What this task involves
Every record below should be printed exactly as given.

### Entries

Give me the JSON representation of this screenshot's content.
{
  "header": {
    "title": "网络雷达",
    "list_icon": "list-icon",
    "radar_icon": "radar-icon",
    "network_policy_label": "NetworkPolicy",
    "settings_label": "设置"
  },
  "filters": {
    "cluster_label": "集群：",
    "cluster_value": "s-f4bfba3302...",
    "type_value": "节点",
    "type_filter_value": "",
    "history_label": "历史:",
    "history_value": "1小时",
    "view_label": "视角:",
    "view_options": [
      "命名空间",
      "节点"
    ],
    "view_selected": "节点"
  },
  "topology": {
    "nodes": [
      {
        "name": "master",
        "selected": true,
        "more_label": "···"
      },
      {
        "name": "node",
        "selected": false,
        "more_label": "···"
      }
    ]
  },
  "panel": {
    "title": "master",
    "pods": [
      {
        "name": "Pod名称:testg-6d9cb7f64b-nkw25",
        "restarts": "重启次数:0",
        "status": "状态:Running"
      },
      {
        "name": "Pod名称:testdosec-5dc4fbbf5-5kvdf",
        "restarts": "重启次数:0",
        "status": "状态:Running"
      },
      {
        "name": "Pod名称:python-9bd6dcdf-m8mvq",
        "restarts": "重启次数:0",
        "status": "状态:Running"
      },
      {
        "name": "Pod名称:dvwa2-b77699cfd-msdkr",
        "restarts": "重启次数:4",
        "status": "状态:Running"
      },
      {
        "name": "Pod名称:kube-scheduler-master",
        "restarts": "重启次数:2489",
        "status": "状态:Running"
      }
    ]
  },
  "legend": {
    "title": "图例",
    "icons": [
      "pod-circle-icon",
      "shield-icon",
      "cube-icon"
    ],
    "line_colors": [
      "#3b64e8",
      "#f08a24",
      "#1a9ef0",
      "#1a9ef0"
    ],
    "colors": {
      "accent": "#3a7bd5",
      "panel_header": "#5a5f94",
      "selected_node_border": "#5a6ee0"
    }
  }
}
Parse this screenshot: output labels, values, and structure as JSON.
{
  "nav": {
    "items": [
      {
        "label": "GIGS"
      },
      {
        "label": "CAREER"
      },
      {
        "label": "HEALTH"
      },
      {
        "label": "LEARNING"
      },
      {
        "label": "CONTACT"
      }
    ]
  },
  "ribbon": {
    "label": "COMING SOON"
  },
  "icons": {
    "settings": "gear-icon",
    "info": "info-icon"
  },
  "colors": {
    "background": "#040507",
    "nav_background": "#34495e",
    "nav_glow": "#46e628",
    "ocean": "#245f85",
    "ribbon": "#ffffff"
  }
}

######

Result of the exercise
Give me the JSON representation of this screenshot's content.
{
  "header": {
    "title": "网络雷达",
    "list_icon": "list-icon",
    "radar_icon": "radar-icon",
    "network_policy_label": "NetworkPolicy",
    "settings_label": "设置"
  },
  "filters": {
    "cluster_label": "集群：",
    "cluster_value": "s-f4bfba3302...",
    "type_value": "节点",
    "type_filter_value": "",
    "history_label": "历史:",
    "history_value": "1小时",
    "view_label": "视角:",
    "view_options": [
      "命名空间",
      "节点"
    ],
    "view_selected": "节点"
  },
  "topology": {
    "nodes": [
      {
        "name": "master",
        "selected": true,
        "more_label": "···"
      },
      {
        "name": "node",
        "selected": false,
        "more_label": "···"
      }
    ]
  },
  "panel": {
    "title": "master",
    "pods": [
      {
        "name": "Pod名称:testg-6d9cb7f64b-nkw25",
        "restarts": "重启次数:0",
        "status": "状态:Running"
      },
      {
        "name": "Pod名称:testdosec-5dc4fbbf5-5kvdf",
        "restarts": "重启次数:0",
        "status": "状态:Running"
      },
      {
        "name": "Pod名称:python-9bd6dcdf-m8mvq",
        "restarts": "重启次数:0",
        "status": "状态:Running"
      },
      {
        "name": "Pod名称:dvwa2-b77699cfd-msdkr",
        "restarts": "重启次数:4",
        "status": "状态:Running"
      },
      {
        "name": "Pod名称:kube-scheduler-master",
        "restarts": "重启次数:2489",
        "status": "状态:Running"
      }
    ]
  },
  "legend": {
    "title": "图例",
    "icons": [
      "pod-circle-icon",
      "shield-icon",
      "cube-icon"
    ],
    "line_colors": [
      "#3b64e8",
      "#f08a24",
      "#1a9ef0",
      "#1a9ef0"
    ],
    "colors": {
      "accent": "#3a7bd5",
      "panel_header": "#5a5f94",
      "selected_node_border": "#5a6ee0"
    }
  }
}
Parse this screenshot: output labels, values, and structure as JSON.
{
  "nav": {
    "items": [
      {
        "label": "GIGS"
      },
      {
        "label": "CAREER"
      },
      {
        "label": "HEALTH"
      },
      {
        "label": "LEARNING"
      },
      {
        "label": "CONTACT"
      }
    ]
  },
  "ribbon": {
    "label": "COMING SOON"
  },
  "icons": {
    "settings": "gear-icon",
    "info": "info-icon"
  },
  "colors": {
    "background": "#040507",
    "nav_background": "#34495e",
    "nav_glow": "#46e628",
    "ocean": "#245f85",
    "ribbon": "#ffffff"
  }
}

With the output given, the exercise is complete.